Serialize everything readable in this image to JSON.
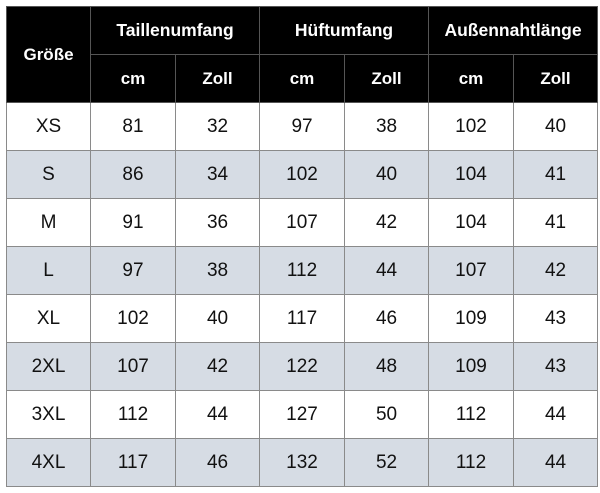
{
  "table": {
    "size_header": "Größe",
    "groups": [
      "Taillenumfang",
      "Hüftumfang",
      "Außennahtlänge"
    ],
    "units": [
      "cm",
      "Zoll",
      "cm",
      "Zoll",
      "cm",
      "Zoll"
    ],
    "rows": [
      {
        "size": "XS",
        "values": [
          "81",
          "32",
          "97",
          "38",
          "102",
          "40"
        ]
      },
      {
        "size": "S",
        "values": [
          "86",
          "34",
          "102",
          "40",
          "104",
          "41"
        ]
      },
      {
        "size": "M",
        "values": [
          "91",
          "36",
          "107",
          "42",
          "104",
          "41"
        ]
      },
      {
        "size": "L",
        "values": [
          "97",
          "38",
          "112",
          "44",
          "107",
          "42"
        ]
      },
      {
        "size": "XL",
        "values": [
          "102",
          "40",
          "117",
          "46",
          "109",
          "43"
        ]
      },
      {
        "size": "2XL",
        "values": [
          "107",
          "42",
          "122",
          "48",
          "109",
          "43"
        ]
      },
      {
        "size": "3XL",
        "values": [
          "112",
          "44",
          "127",
          "50",
          "112",
          "44"
        ]
      },
      {
        "size": "4XL",
        "values": [
          "117",
          "46",
          "132",
          "52",
          "112",
          "44"
        ]
      }
    ]
  },
  "colors": {
    "header_bg": "#000000",
    "header_text": "#ffffff",
    "stripe_row_bg": "#d6dce4",
    "plain_row_bg": "#ffffff"
  }
}
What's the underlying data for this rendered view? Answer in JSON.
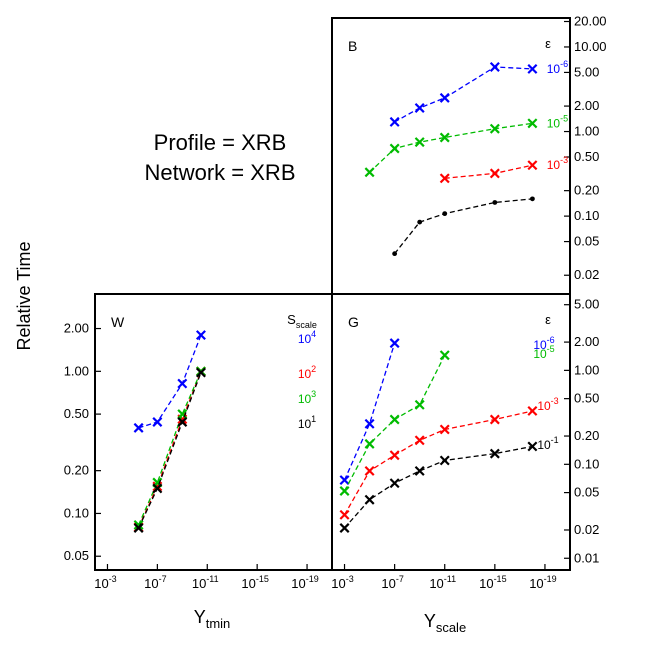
{
  "figure": {
    "annotation_lines": [
      "Profile = XRB",
      "Network = XRB"
    ],
    "ylabel": "Relative Time",
    "xlabel_left": {
      "base": "Y",
      "sub": "tmin"
    },
    "xlabel_right": {
      "base": "Y",
      "sub": "scale"
    }
  },
  "chart_data": [
    {
      "panel": "B",
      "type": "line",
      "xscale": "log",
      "yscale": "log",
      "xaxis_reversed": true,
      "xlim": [
        0.01,
        1e-21
      ],
      "ylim": [
        0.012,
        22
      ],
      "y_ticks": [
        "20.00",
        "10.00",
        "5.00",
        "2.00",
        "1.00",
        "0.50",
        "0.20",
        "0.10",
        "0.05",
        "0.02"
      ],
      "y_tick_values": [
        20,
        10,
        5,
        2,
        1,
        0.5,
        0.2,
        0.1,
        0.05,
        0.02
      ],
      "legend_title": "ε",
      "series": [
        {
          "name": "10^-6",
          "color": "#0000ff",
          "marker": "x",
          "x": [
            1e-07,
            1e-09,
            1e-11,
            1e-15,
            1e-18
          ],
          "y": [
            1.3,
            1.9,
            2.5,
            5.8,
            5.5
          ]
        },
        {
          "name": "10^-5",
          "color": "#00bb00",
          "marker": "x",
          "x": [
            1e-05,
            1e-07,
            1e-09,
            1e-11,
            1e-15,
            1e-18
          ],
          "y": [
            0.33,
            0.63,
            0.75,
            0.85,
            1.08,
            1.25
          ]
        },
        {
          "name": "10^-3",
          "color": "#ff0000",
          "marker": "x",
          "x": [
            1e-11,
            1e-15,
            1e-18
          ],
          "y": [
            0.28,
            0.32,
            0.4
          ]
        },
        {
          "name": "",
          "color": "#000000",
          "marker": "dot",
          "x": [
            1e-07,
            1e-09,
            1e-11,
            1e-15,
            1e-18
          ],
          "y": [
            0.036,
            0.085,
            0.107,
            0.145,
            0.16
          ]
        }
      ]
    },
    {
      "panel": "W",
      "type": "line",
      "xscale": "log",
      "yscale": "log",
      "xaxis_reversed": true,
      "xlim": [
        0.01,
        1e-21
      ],
      "ylim": [
        0.04,
        3.5
      ],
      "x_ticks": [
        {
          "base": "10",
          "exp": "-3"
        },
        {
          "base": "10",
          "exp": "-7"
        },
        {
          "base": "10",
          "exp": "-11"
        },
        {
          "base": "10",
          "exp": "-15"
        },
        {
          "base": "10",
          "exp": "-19"
        }
      ],
      "x_tick_values": [
        0.001,
        1e-07,
        1e-11,
        1e-15,
        1e-19
      ],
      "y_ticks": [
        "2.00",
        "1.00",
        "0.50",
        "0.20",
        "0.10",
        "0.05"
      ],
      "y_tick_values": [
        2,
        1,
        0.5,
        0.2,
        0.1,
        0.05
      ],
      "legend_title": {
        "base": "S",
        "sub": "scale"
      },
      "series": [
        {
          "name": "10^4",
          "color": "#0000ff",
          "marker": "x",
          "x": [
            3.2e-06,
            1e-07,
            1e-09,
            3.2e-11
          ],
          "y": [
            0.4,
            0.44,
            0.82,
            1.8
          ]
        },
        {
          "name": "10^2",
          "color": "#ff0000",
          "marker": "x",
          "x": [
            3.2e-06,
            1e-07,
            1e-09,
            3.2e-11
          ],
          "y": [
            0.08,
            0.155,
            0.46,
            1.0
          ]
        },
        {
          "name": "10^3",
          "color": "#00bb00",
          "marker": "x",
          "x": [
            3.2e-06,
            1e-07,
            1e-09,
            3.2e-11
          ],
          "y": [
            0.083,
            0.165,
            0.5,
            1.0
          ]
        },
        {
          "name": "10^1",
          "color": "#000000",
          "marker": "x",
          "x": [
            3.2e-06,
            1e-07,
            1e-09,
            3.2e-11
          ],
          "y": [
            0.079,
            0.15,
            0.44,
            0.98
          ]
        }
      ]
    },
    {
      "panel": "G",
      "type": "line",
      "xscale": "log",
      "yscale": "log",
      "xaxis_reversed": true,
      "xlim": [
        0.01,
        1e-21
      ],
      "ylim": [
        0.0075,
        6.5
      ],
      "x_ticks": [
        {
          "base": "10",
          "exp": "-3"
        },
        {
          "base": "10",
          "exp": "-7"
        },
        {
          "base": "10",
          "exp": "-11"
        },
        {
          "base": "10",
          "exp": "-15"
        },
        {
          "base": "10",
          "exp": "-19"
        }
      ],
      "x_tick_values": [
        0.001,
        1e-07,
        1e-11,
        1e-15,
        1e-19
      ],
      "y_ticks": [
        "5.00",
        "2.00",
        "1.00",
        "0.50",
        "0.20",
        "0.10",
        "0.05",
        "0.02",
        "0.01"
      ],
      "y_tick_values": [
        5,
        2,
        1,
        0.5,
        0.2,
        0.1,
        0.05,
        0.02,
        0.01
      ],
      "legend_title": "ε",
      "series": [
        {
          "name": "10^-6",
          "color": "#0000ff",
          "marker": "x",
          "x": [
            0.001,
            1e-05,
            1e-07
          ],
          "y": [
            0.068,
            0.27,
            1.95
          ]
        },
        {
          "name": "10^-5",
          "color": "#00bb00",
          "marker": "x",
          "x": [
            0.001,
            1e-05,
            1e-07,
            1e-09,
            1e-11
          ],
          "y": [
            0.052,
            0.165,
            0.3,
            0.43,
            1.45
          ]
        },
        {
          "name": "10^-3",
          "color": "#ff0000",
          "marker": "xdot",
          "x": [
            0.001,
            1e-05,
            1e-07,
            1e-09,
            1e-11,
            1e-15,
            1e-18
          ],
          "y": [
            0.029,
            0.085,
            0.125,
            0.18,
            0.235,
            0.3,
            0.37
          ]
        },
        {
          "name": "10^-1",
          "color": "#000000",
          "marker": "xdot",
          "x": [
            0.001,
            1e-05,
            1e-07,
            1e-09,
            1e-11,
            1e-15,
            1e-18
          ],
          "y": [
            0.021,
            0.042,
            0.063,
            0.085,
            0.11,
            0.13,
            0.155
          ]
        }
      ]
    }
  ]
}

• YOUR TASK:
Copy everything in the records above except the pictures, exactly as written.

• REPLY TO THE TASK:
Serialize everything readable in this image to JSON.
{
  "table": {
    "size_header": "Größe",
    "groups": [
      "Taillenumfang",
      "Hüftumfang",
      "Außennahtlänge"
    ],
    "units": [
      "cm",
      "Zoll",
      "cm",
      "Zoll",
      "cm",
      "Zoll"
    ],
    "rows": [
      {
        "size": "XS",
        "values": [
          "81",
          "32",
          "97",
          "38",
          "102",
          "40"
        ]
      },
      {
        "size": "S",
        "values": [
          "86",
          "34",
          "102",
          "40",
          "104",
          "41"
        ]
      },
      {
        "size": "M",
        "values": [
          "91",
          "36",
          "107",
          "42",
          "104",
          "41"
        ]
      },
      {
        "size": "L",
        "values": [
          "97",
          "38",
          "112",
          "44",
          "107",
          "42"
        ]
      },
      {
        "size": "XL",
        "values": [
          "102",
          "40",
          "117",
          "46",
          "109",
          "43"
        ]
      },
      {
        "size": "2XL",
        "values": [
          "107",
          "42",
          "122",
          "48",
          "109",
          "43"
        ]
      },
      {
        "size": "3XL",
        "values": [
          "112",
          "44",
          "127",
          "50",
          "112",
          "44"
        ]
      },
      {
        "size": "4XL",
        "values": [
          "117",
          "46",
          "132",
          "52",
          "112",
          "44"
        ]
      }
    ]
  },
  "colors": {
    "header_bg": "#000000",
    "header_text": "#ffffff",
    "stripe_row_bg": "#d6dce4",
    "plain_row_bg": "#ffffff"
  }
}
What's the underlying data for this rendered view? Answer in JSON.
{
  "figure": {
    "annotation_lines": [
      "Profile = XRB",
      "Network = XRB"
    ],
    "ylabel": "Relative Time",
    "xlabel_left": {
      "base": "Y",
      "sub": "tmin"
    },
    "xlabel_right": {
      "base": "Y",
      "sub": "scale"
    }
  },
  "chart_data": [
    {
      "panel": "B",
      "type": "line",
      "xscale": "log",
      "yscale": "log",
      "xaxis_reversed": true,
      "xlim": [
        0.01,
        1e-21
      ],
      "ylim": [
        0.012,
        22
      ],
      "y_ticks": [
        "20.00",
        "10.00",
        "5.00",
        "2.00",
        "1.00",
        "0.50",
        "0.20",
        "0.10",
        "0.05",
        "0.02"
      ],
      "y_tick_values": [
        20,
        10,
        5,
        2,
        1,
        0.5,
        0.2,
        0.1,
        0.05,
        0.02
      ],
      "legend_title": "ε",
      "series": [
        {
          "name": "10^-6",
          "color": "#0000ff",
          "marker": "x",
          "x": [
            1e-07,
            1e-09,
            1e-11,
            1e-15,
            1e-18
          ],
          "y": [
            1.3,
            1.9,
            2.5,
            5.8,
            5.5
          ]
        },
        {
          "name": "10^-5",
          "color": "#00bb00",
          "marker": "x",
          "x": [
            1e-05,
            1e-07,
            1e-09,
            1e-11,
            1e-15,
            1e-18
          ],
          "y": [
            0.33,
            0.63,
            0.75,
            0.85,
            1.08,
            1.25
          ]
        },
        {
          "name": "10^-3",
          "color": "#ff0000",
          "marker": "x",
          "x": [
            1e-11,
            1e-15,
            1e-18
          ],
          "y": [
            0.28,
            0.32,
            0.4
          ]
        },
        {
          "name": "",
          "color": "#000000",
          "marker": "dot",
          "x": [
            1e-07,
            1e-09,
            1e-11,
            1e-15,
            1e-18
          ],
          "y": [
            0.036,
            0.085,
            0.107,
            0.145,
            0.16
          ]
        }
      ]
    },
    {
      "panel": "W",
      "type": "line",
      "xscale": "log",
      "yscale": "log",
      "xaxis_reversed": true,
      "xlim": [
        0.01,
        1e-21
      ],
      "ylim": [
        0.04,
        3.5
      ],
      "x_ticks": [
        {
          "base": "10",
          "exp": "-3"
        },
        {
          "base": "10",
          "exp": "-7"
        },
        {
          "base": "10",
          "exp": "-11"
        },
        {
          "base": "10",
          "exp": "-15"
        },
        {
          "base": "10",
          "exp": "-19"
        }
      ],
      "x_tick_values": [
        0.001,
        1e-07,
        1e-11,
        1e-15,
        1e-19
      ],
      "y_ticks": [
        "2.00",
        "1.00",
        "0.50",
        "0.20",
        "0.10",
        "0.05"
      ],
      "y_tick_values": [
        2,
        1,
        0.5,
        0.2,
        0.1,
        0.05
      ],
      "legend_title": {
        "base": "S",
        "sub": "scale"
      },
      "series": [
        {
          "name": "10^4",
          "color": "#0000ff",
          "marker": "x",
          "x": [
            3.2e-06,
            1e-07,
            1e-09,
            3.2e-11
          ],
          "y": [
            0.4,
            0.44,
            0.82,
            1.8
          ]
        },
        {
          "name": "10^2",
          "color": "#ff0000",
          "marker": "x",
          "x": [
            3.2e-06,
            1e-07,
            1e-09,
            3.2e-11
          ],
          "y": [
            0.08,
            0.155,
            0.46,
            1.0
          ]
        },
        {
          "name": "10^3",
          "color": "#00bb00",
          "marker": "x",
          "x": [
            3.2e-06,
            1e-07,
            1e-09,
            3.2e-11
          ],
          "y": [
            0.083,
            0.165,
            0.5,
            1.0
          ]
        },
        {
          "name": "10^1",
          "color": "#000000",
          "marker": "x",
          "x": [
            3.2e-06,
            1e-07,
            1e-09,
            3.2e-11
          ],
          "y": [
            0.079,
            0.15,
            0.44,
            0.98
          ]
        }
      ]
    },
    {
      "panel": "G",
      "type": "line",
      "xscale": "log",
      "yscale": "log",
      "xaxis_reversed": true,
      "xlim": [
        0.01,
        1e-21
      ],
      "ylim": [
        0.0075,
        6.5
      ],
      "x_ticks": [
        {
          "base": "10",
          "exp": "-3"
        },
        {
          "base": "10",
          "exp": "-7"
        },
        {
          "base": "10",
          "exp": "-11"
        },
        {
          "base": "10",
          "exp": "-15"
        },
        {
          "base": "10",
          "exp": "-19"
        }
      ],
      "x_tick_values": [
        0.001,
        1e-07,
        1e-11,
        1e-15,
        1e-19
      ],
      "y_ticks": [
        "5.00",
        "2.00",
        "1.00",
        "0.50",
        "0.20",
        "0.10",
        "0.05",
        "0.02",
        "0.01"
      ],
      "y_tick_values": [
        5,
        2,
        1,
        0.5,
        0.2,
        0.1,
        0.05,
        0.02,
        0.01
      ],
      "legend_title": "ε",
      "series": [
        {
          "name": "10^-6",
          "color": "#0000ff",
          "marker": "x",
          "x": [
            0.001,
            1e-05,
            1e-07
          ],
          "y": [
            0.068,
            0.27,
            1.95
          ]
        },
        {
          "name": "10^-5",
          "color": "#00bb00",
          "marker": "x",
          "x": [
            0.001,
            1e-05,
            1e-07,
            1e-09,
            1e-11
          ],
          "y": [
            0.052,
            0.165,
            0.3,
            0.43,
            1.45
          ]
        },
        {
          "name": "10^-3",
          "color": "#ff0000",
          "marker": "xdot",
          "x": [
            0.001,
            1e-05,
            1e-07,
            1e-09,
            1e-11,
            1e-15,
            1e-18
          ],
          "y": [
            0.029,
            0.085,
            0.125,
            0.18,
            0.235,
            0.3,
            0.37
          ]
        },
        {
          "name": "10^-1",
          "color": "#000000",
          "marker": "xdot",
          "x": [
            0.001,
            1e-05,
            1e-07,
            1e-09,
            1e-11,
            1e-15,
            1e-18
          ],
          "y": [
            0.021,
            0.042,
            0.063,
            0.085,
            0.11,
            0.13,
            0.155
          ]
        }
      ]
    }
  ]
}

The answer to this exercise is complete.